-- start of TEXT SEGMENT --
Customer Solution Case Study
/ Financial Services Firm Improves File Server Availability by 40 Hours a Year
Overview
Country or Region: United States
Industry: Financial services
Customer Profile
Equifax provides consumer and business credit intelligence, fraud detection, and other services. The US$2 billion company is headquartered in Atlanta, Georgia, and employs 6,500 people.
Business Situation
Equifax wanted to reduce server downtime to maintain excellent customer service. It also wanted to reduce server maintenance work so that its IT staff could focus on creating new products.
Solution
Equifax is upgrading its servers to the Windows Server 2012 operating system to take advantage of transparent failover and other features that support high availability and IT efficiency.
Benefits
· Improve file server availability by up to 40 hours annually
· Create more time for innovation
· Reduce server needs by up to 30 percent
· Improve work-life balance / “Windows Server 2012 delivers a revolutionary change in how we perform cluster updates.… We expect to eliminate up to 40 hours annually of planned and unplanned downtime for our file server infrastructure.”
Ron Francois, Technology Vice President, Workforce Solutions, Equifax
Equifax provides consumer and business data and other financial services to thousands of businesses. Its IT systems must be available at all times. To eliminate the downtime associated with updating server clusters, Equifax upgraded to the Windows Server 2012 operating system, which provides transparent file server failover. With this capability, Equifax can reduce maintenance-related downtime for applications that depend on its file server infrastructure and improve availability. It can also relieve IT staff of the onerous update work, which frees them to focus on new product development. Additionally, by reducing the time that the IT staff needs to work late, the company promotes a healthy work-life balance and boosts employee retention. Equifax expects to trim file server costs by up to 30 percent a year, due to the higher server efficiency enabled by transparent file server failover.
-- end of TEXT SEGMENT --
-- start of DATASET ROWS --
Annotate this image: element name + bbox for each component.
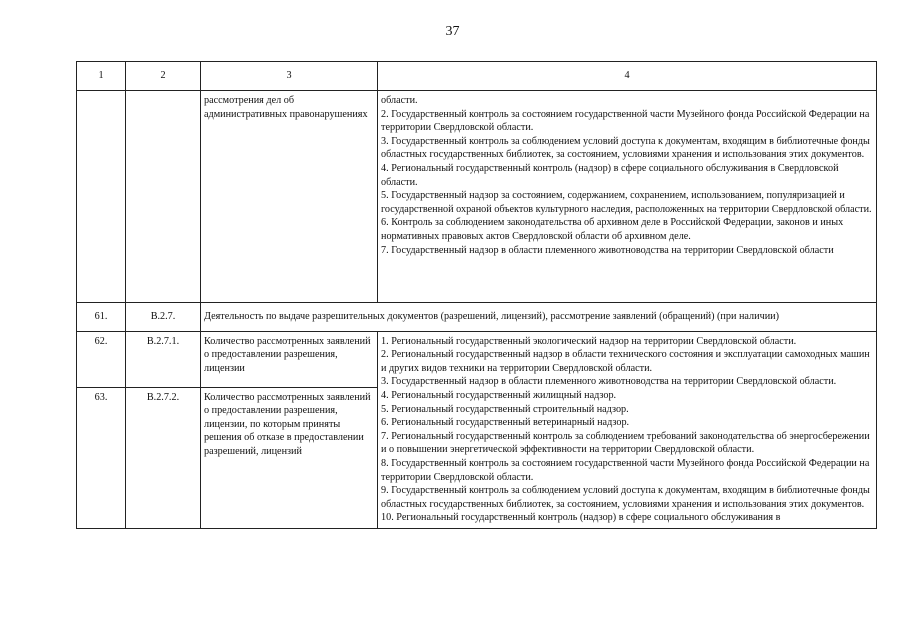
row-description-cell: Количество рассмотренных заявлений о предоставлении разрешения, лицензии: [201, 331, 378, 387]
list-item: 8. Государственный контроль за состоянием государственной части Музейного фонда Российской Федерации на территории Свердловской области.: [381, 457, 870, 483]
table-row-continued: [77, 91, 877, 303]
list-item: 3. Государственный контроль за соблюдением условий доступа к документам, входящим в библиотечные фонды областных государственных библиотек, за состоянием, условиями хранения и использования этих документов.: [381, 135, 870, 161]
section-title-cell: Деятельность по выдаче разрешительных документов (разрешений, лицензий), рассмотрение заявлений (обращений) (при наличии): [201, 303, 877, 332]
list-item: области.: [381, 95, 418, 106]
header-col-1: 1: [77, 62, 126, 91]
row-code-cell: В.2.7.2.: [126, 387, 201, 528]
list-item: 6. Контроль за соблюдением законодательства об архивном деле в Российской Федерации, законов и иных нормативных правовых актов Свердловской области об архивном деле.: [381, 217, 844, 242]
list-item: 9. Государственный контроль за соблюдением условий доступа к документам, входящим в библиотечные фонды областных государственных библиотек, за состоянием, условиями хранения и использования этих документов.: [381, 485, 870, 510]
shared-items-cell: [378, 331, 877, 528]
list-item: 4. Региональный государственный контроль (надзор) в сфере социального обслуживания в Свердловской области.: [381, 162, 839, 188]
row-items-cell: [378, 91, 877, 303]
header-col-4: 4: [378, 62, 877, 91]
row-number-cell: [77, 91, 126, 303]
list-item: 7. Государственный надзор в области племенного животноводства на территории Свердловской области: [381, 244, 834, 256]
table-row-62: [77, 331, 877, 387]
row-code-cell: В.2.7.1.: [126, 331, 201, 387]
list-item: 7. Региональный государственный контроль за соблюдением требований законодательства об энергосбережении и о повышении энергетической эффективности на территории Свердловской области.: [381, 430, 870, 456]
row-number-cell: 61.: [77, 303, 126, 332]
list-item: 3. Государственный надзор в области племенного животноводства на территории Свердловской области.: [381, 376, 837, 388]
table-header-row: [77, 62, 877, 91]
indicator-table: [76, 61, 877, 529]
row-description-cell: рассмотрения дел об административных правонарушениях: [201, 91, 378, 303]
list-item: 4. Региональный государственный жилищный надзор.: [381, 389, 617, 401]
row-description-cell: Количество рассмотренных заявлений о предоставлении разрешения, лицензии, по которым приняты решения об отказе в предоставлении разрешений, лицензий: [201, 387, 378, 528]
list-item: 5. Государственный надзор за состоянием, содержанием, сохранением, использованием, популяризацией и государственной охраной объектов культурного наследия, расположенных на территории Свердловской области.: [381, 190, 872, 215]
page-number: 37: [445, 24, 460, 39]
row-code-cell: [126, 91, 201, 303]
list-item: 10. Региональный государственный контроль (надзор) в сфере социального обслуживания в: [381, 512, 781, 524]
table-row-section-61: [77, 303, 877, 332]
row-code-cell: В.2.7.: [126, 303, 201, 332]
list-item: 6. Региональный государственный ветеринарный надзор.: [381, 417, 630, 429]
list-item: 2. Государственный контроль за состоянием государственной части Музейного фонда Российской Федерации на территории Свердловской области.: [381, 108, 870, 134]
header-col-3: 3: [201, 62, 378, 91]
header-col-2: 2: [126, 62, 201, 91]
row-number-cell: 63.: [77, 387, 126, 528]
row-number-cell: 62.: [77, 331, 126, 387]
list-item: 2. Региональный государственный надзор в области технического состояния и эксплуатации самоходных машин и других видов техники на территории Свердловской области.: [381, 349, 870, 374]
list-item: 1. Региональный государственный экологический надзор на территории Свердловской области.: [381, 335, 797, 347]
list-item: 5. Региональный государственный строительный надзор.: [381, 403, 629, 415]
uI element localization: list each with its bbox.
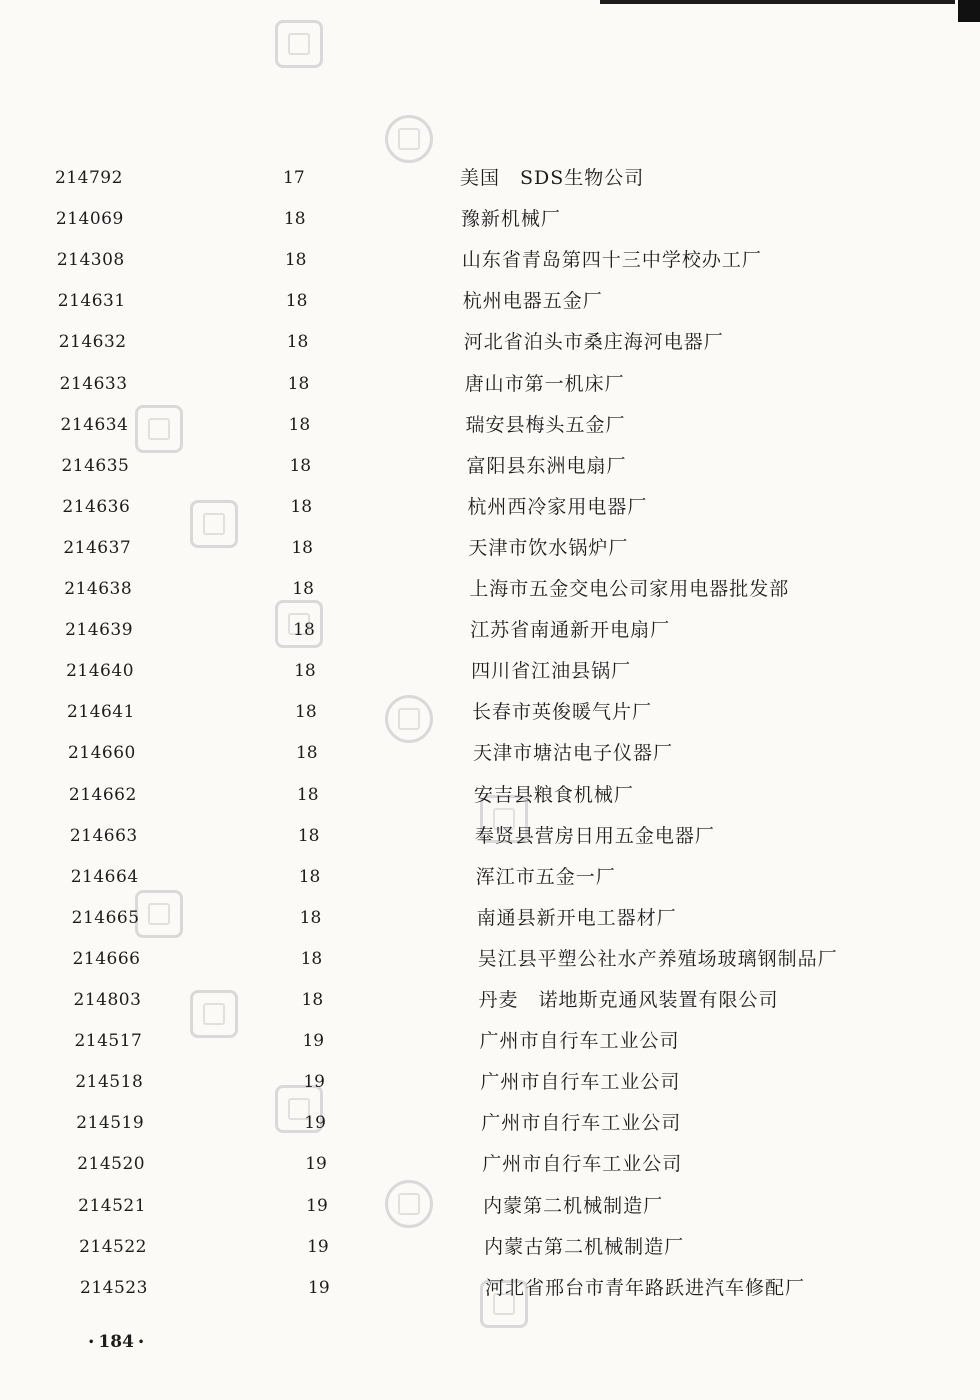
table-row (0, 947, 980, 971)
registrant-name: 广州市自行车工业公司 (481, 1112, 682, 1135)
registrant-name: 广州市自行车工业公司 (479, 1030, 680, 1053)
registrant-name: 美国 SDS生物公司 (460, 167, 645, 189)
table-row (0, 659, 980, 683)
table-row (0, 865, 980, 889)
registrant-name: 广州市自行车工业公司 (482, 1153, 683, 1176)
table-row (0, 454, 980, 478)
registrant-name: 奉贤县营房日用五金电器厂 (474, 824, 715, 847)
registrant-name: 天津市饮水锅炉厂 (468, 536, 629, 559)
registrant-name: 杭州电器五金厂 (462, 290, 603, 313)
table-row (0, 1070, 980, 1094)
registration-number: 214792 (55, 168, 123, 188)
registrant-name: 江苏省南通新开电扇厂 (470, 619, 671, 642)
-- end of DATASET ROWS --
**SET EXERCISE**. Pick up the Equifax case study after its last sentence and keep writing. The material has no connection to the Equifax case study.

**TASK OUTPUT**.
Situation
Businesses of all sizes rely on Equifax for consumer and business credit intelligence, portfolio management, fraud detection, decision-making technology, marketing tools, and much more. Equifax maintains data on more than 572 million consumers, 81 million businesses, and 200 million employee files worldwide—an amount of data equivalent to 15 United States Libraries of Congress. It generates 158 billion credit score updates each month, or 60,000 updates per second.
With this kind of workload hitting its data center, server availability is of utmost importance to Equifax. The Equifax IT organization commits to 99.85 percent application uptime to Equifax business units, with a goal of moving to 99.95 percent availability. However, maintaining dozens of file server clusters running the Windows Server 2008 R2 operating system required periodic downtime to apply security updates. The IT team had a difficult time scheduling these updates to server clusters, especially the 10 or 12 that ran a batch processing application for the Equifax Workforce Solutions business called TALX Unified Batch Alert (TUBA). TUBA performs high-speed batch processing in the fulfillment of certain Equifax services.
“Our customers are becoming more and more demanding in terms of availability,” says Bryan Garcia, Chief Technology Officer at Equifax. “Our SLAs [service level agreements] allow us about 20 minutes of downtime a month. However, one cluster node failure would involve one to two hours of downtime and consume our allotment for the whole month. We were experiencing about 20 of these cluster failures annually across all of our file server clusters in the Workforce Solutions business.”
Routine server updates, and responding to unscheduled cluster failures, also required a great deal of extra work by the server team and also the applications teams, which had to restart the 40 to 50 applications running on the updated cluster. “Agility is one of our biggest business objectives,” Garcia says. “Our business has been growing both organically and by acquisition, and this growth drives a lot of new product creation. However, the IT organization was pulled away from new product development when an outage occurred.”
Employee job satisfaction was also affected by cluster updates. “Rising customer availability requirements were pushing more of our work into nighttime hours, which was affecting job satisfaction,” says Ron Francois, Technology Vice President for Workforce Solutions at Equifax. “No one wants to be here at night updating and restarting servers.”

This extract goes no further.